#### TEXTAUSZUG:
# # # # # # #

Solothurner Filmtage – Vorschau

 

(c) Solothurner Filmtage

 

Solothurn: Live und in Farbe – vermutlich

 

Sowohl live als auch online wurde heute das Programm der Solothurner Filmtage präsentiert.
Geplant ist ein „echtes“ Festival, in Kinos, unter Einhaltung aller derzeit geltenden Regeln. Da ist auch gleich der erste sprichwörtliche Hund begraben.
Das Festival läuft vom 19. bis 26. Januar 2022, das ist noch ein Weilchen hin und
seit fast zwei Jahren ist das gleichbedeutend mit: eine Zeit, über die man noch nichts Seriöses aussagen kann.
Erst kommenden Freitag werden die neuen Pandemie-Massnahmen für Bund und Kantone bekannt gegeben, und selbst diese werden wohl nicht bis zum Festivalbeginn halten.
Es kann besser werden, aber auch viel schlechter.

Filmland Schweiz

 

Das Programm, egal wie es im Ende dann stattfindet, klingt auf jeden Fall spannend.
Es gibt in der 57. Ausgabe des Festivals mehr Filme aus den romanischen Kantonen als sonst, es gibt mehr Filme, die nicht nur von Frauen inszeniert wurden, sondern auch mehr Filme, die von Frauen produziert wurden. Und auch die politische Weltlage bleibt ein vordringliches Thema, das, wie es klingt, auf oft eigenwillige Art in Filme übersetzt wurde.

# # # # # # #

#### AUFGEFÜHRTE EINTRÄGE:

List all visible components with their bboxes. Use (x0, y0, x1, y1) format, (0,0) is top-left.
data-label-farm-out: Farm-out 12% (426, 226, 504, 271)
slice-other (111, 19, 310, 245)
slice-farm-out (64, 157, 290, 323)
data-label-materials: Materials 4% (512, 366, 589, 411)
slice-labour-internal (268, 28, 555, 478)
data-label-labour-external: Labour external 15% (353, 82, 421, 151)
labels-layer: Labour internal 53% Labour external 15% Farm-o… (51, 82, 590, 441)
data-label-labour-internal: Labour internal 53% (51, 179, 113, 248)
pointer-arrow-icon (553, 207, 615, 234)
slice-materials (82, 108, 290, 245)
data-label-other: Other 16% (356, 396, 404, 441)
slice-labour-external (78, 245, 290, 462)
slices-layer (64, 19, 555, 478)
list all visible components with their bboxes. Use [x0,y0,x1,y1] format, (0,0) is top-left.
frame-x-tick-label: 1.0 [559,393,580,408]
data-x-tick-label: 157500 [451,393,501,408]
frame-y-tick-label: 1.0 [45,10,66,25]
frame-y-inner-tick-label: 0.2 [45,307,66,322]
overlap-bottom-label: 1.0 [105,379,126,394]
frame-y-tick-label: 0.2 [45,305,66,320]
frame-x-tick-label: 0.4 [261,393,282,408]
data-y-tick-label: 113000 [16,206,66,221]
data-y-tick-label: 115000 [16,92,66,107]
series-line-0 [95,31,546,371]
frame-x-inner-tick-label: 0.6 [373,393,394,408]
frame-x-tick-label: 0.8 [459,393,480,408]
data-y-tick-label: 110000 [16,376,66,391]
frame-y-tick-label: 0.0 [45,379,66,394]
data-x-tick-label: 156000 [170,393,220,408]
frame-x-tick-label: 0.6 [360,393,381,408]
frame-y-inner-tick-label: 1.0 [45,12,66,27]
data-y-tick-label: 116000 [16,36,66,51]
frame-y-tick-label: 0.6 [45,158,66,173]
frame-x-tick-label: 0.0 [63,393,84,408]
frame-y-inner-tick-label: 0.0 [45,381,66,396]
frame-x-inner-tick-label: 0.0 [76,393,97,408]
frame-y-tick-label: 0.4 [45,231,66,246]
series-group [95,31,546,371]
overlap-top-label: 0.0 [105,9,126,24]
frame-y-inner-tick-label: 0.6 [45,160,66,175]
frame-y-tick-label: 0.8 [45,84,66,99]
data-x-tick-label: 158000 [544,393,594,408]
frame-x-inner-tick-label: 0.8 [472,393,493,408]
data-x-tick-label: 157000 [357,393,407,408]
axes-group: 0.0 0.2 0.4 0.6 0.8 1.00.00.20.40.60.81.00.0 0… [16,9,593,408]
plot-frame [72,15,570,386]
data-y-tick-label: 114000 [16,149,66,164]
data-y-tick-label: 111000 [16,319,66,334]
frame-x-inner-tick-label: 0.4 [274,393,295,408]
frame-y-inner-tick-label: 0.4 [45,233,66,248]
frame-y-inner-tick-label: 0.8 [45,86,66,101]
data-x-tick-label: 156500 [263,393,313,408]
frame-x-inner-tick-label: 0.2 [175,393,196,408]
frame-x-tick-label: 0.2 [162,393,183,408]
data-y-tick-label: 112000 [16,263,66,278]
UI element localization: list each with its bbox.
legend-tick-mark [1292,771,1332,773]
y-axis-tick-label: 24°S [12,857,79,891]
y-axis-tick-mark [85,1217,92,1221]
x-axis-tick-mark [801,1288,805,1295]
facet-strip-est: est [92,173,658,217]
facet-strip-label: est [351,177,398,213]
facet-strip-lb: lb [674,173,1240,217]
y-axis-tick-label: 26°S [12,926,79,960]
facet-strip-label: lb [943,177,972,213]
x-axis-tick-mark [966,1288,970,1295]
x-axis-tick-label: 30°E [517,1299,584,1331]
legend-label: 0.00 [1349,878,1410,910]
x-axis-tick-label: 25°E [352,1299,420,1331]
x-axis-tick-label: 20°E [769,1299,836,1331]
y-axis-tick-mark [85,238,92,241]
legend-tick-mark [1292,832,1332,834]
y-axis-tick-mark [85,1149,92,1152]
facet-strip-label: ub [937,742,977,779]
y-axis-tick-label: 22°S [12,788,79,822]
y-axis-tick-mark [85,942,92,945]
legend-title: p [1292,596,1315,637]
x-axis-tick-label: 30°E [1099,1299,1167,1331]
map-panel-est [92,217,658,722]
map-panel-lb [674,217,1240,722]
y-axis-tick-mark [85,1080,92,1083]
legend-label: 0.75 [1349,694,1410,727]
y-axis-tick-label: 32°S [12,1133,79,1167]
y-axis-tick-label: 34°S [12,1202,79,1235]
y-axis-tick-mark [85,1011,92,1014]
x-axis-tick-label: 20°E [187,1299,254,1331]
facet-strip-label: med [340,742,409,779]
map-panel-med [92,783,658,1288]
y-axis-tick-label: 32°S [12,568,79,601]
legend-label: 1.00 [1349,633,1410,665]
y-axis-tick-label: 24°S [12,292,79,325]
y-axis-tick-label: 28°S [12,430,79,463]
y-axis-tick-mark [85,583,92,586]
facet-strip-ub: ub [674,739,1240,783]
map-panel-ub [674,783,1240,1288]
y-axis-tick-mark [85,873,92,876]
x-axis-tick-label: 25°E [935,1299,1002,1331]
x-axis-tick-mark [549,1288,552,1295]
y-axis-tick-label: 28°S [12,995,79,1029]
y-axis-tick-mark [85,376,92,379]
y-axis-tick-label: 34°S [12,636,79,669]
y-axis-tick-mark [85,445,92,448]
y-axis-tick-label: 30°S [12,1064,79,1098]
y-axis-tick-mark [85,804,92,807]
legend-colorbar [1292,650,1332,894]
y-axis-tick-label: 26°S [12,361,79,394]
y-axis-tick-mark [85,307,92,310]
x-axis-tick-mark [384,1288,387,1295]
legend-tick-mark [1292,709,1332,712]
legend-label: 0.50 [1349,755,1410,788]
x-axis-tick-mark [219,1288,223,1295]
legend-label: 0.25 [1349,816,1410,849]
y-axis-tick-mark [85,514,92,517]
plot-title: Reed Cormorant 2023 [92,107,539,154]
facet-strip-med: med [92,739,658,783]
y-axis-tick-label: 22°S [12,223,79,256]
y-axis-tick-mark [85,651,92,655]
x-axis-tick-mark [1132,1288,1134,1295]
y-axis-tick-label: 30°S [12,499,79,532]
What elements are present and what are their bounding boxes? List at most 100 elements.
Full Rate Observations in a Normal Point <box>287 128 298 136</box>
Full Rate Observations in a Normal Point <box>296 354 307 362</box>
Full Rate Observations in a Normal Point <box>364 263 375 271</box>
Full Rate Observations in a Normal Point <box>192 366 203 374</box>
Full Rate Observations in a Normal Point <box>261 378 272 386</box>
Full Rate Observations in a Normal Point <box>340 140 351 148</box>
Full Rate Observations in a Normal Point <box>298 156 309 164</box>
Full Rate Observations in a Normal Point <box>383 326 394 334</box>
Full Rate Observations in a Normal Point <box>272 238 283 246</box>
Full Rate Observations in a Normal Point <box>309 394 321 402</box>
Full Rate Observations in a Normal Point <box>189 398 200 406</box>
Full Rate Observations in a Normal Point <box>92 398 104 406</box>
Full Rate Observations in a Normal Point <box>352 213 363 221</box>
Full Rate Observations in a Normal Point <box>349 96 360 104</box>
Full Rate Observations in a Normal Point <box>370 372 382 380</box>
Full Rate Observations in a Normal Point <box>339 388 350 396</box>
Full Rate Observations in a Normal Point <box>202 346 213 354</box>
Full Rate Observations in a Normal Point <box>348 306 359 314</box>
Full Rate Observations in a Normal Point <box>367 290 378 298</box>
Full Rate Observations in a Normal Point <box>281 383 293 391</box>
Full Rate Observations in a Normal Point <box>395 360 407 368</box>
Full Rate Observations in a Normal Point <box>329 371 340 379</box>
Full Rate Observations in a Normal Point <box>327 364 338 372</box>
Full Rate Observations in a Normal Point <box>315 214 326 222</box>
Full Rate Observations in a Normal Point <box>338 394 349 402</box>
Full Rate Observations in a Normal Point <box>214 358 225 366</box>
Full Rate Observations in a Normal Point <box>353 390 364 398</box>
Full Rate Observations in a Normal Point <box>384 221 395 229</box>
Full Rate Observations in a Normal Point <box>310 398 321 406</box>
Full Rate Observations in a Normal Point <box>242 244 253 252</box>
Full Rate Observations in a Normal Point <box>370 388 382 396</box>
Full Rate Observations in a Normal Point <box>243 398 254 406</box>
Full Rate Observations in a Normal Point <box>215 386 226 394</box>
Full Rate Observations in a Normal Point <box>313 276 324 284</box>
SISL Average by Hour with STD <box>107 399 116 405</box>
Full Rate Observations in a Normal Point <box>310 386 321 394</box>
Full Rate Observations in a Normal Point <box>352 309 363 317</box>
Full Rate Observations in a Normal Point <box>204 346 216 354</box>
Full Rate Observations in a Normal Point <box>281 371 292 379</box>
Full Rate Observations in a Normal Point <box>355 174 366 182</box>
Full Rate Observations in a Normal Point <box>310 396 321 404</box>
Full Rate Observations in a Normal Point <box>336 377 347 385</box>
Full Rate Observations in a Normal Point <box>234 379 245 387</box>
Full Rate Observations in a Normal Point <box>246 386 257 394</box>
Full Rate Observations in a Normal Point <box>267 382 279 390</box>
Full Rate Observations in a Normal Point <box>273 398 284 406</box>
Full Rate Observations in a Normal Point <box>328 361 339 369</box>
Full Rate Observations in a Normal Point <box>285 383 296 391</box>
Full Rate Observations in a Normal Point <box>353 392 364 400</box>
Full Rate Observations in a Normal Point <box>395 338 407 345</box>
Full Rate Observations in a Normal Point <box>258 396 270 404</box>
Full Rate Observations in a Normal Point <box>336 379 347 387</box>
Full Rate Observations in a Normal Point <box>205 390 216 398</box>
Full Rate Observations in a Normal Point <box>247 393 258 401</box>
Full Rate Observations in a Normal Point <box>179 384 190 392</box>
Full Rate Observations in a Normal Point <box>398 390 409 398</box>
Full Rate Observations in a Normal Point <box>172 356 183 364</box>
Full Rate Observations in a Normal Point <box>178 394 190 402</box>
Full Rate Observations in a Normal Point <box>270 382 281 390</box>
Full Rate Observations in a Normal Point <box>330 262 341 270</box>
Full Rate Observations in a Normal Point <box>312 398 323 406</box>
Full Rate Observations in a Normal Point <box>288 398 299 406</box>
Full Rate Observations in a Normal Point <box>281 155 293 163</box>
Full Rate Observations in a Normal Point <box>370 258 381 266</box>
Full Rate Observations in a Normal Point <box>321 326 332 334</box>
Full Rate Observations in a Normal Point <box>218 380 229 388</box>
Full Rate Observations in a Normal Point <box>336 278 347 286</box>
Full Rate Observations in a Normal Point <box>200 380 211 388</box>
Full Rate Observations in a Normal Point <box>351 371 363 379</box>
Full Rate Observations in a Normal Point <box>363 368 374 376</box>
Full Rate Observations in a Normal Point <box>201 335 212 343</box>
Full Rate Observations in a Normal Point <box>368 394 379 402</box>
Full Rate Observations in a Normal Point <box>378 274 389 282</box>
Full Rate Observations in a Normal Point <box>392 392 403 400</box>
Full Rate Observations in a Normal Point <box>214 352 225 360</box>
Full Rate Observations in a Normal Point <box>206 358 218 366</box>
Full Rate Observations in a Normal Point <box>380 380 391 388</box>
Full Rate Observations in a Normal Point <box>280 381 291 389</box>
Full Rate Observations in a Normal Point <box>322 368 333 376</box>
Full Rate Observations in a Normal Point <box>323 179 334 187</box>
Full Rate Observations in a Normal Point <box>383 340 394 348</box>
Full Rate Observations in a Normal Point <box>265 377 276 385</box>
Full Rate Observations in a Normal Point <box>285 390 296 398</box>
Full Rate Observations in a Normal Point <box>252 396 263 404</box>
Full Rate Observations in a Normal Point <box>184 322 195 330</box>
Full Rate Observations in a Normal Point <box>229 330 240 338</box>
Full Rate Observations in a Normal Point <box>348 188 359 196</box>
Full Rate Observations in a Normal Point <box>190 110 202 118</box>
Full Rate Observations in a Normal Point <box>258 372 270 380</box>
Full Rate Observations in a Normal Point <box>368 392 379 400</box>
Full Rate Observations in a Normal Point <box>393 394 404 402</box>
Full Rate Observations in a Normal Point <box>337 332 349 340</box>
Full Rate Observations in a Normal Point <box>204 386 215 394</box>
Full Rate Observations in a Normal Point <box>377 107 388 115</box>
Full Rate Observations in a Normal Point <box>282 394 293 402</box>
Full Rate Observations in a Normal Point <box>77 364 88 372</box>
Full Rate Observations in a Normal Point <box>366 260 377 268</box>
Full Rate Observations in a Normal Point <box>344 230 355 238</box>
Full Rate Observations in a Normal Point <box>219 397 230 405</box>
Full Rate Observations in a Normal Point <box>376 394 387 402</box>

# # # # # # #

#### AUFGABE 1:
Geben Sie aus dem Text über die Solothurner Filmtage den Abschnitt wortgetreu wieder, der bei „Erst kommenden Freitag“ beginnt und bei „Filme übersetzt wurde.“ endet.
#### AUFGABE 2:
Führen Sie den Text über die Solothurner Filmtage im Anschluss an seinen letzten Satz weiter.

#### ANTWORTBEREICH 1:
Erst kommenden Freitag werden die neuen Pandemie-Massnahmen für Bund und Kantone bekannt gegeben, und selbst diese werden wohl nicht bis zum Festivalbeginn halten.
Es kann besser werden, aber auch viel schlechter.

Filmland Schweiz

 

Das Programm, egal wie es im Ende dann stattfindet, klingt auf jeden Fall spannend.
Es gibt in der 57. Ausgabe des Festivals mehr Filme aus den romanischen Kantonen als sonst, es gibt mehr Filme, die nicht nur von Frauen inszeniert wurden, sondern auch mehr Filme, die von Frauen produziert wurden. Und auch die politische Weltlage bleibt ein vordringliches Thema, das, wie es klingt, auf oft eigenwillige Art in Filme übersetzt wurde.

#### ANTWORTBEREICH 2:
Klingt alles vielversprechend.

 

 

Loving Highsmith (c) Eva Vitija

 

Wenn also alles läuft wie geplant, dann findet am 19. Januar in der Reithalle in Solothurn die Eröffnung statt, mit Gästen, mit Publikum, mit Masken und 2 bis 3 G-Nachweisen, und mit der Weltpremiere von Loving Highsmith von Eva Vitija.

Masken oder Hausschuhe?

Wie seit Anfang der Pandemie bleibt also nur zu warten und zu hoffen.
Einen Plan B in Form einer Online Ausgabe, wie im letzten Jahr, ist jedenfalls so weit vorbereitet, dass kurzfristig adaptiert werden kann.